Exercise brief
Count the lines below that include the word "structured" and write that number alone.

Material for the task

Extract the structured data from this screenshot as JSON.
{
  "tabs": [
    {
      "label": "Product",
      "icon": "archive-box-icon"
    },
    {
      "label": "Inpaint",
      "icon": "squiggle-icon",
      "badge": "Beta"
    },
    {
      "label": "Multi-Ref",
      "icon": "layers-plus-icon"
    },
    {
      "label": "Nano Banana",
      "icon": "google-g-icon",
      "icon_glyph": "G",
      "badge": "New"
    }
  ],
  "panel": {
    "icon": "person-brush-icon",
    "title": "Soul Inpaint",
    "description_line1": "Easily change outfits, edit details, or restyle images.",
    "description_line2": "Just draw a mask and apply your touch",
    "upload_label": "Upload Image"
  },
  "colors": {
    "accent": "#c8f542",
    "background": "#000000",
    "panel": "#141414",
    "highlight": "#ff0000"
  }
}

* * *

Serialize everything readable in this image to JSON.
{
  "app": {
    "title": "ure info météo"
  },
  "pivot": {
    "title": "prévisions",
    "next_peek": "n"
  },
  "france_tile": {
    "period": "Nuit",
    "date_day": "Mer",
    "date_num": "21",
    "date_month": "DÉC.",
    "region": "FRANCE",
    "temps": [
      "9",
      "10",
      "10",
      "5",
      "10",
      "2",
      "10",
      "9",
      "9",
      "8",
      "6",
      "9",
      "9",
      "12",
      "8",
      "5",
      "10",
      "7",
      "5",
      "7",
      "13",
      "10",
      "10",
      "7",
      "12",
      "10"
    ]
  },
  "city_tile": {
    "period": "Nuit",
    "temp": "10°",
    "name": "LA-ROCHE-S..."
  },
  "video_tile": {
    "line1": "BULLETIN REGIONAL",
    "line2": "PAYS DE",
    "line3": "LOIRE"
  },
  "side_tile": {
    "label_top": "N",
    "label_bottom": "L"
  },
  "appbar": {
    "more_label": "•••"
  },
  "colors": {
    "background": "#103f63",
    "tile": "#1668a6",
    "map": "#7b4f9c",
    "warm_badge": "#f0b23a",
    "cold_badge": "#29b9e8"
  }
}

--

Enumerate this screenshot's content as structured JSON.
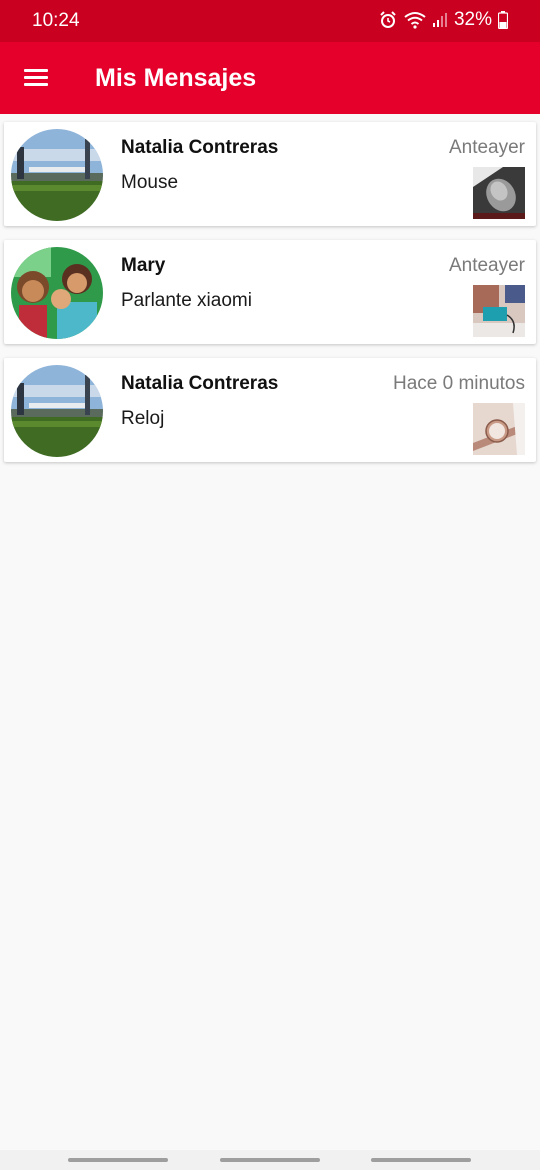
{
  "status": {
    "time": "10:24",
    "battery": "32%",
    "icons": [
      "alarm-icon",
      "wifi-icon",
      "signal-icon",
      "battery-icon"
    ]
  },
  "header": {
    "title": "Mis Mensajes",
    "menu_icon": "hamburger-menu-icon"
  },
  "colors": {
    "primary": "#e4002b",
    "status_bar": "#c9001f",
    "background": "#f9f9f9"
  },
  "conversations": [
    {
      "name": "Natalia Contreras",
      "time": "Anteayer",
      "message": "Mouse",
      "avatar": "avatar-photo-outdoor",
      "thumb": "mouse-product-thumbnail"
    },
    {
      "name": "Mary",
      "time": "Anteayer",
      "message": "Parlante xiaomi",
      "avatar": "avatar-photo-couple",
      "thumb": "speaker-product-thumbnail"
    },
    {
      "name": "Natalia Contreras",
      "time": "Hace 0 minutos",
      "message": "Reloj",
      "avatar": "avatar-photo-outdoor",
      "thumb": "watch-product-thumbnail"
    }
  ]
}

Written response
2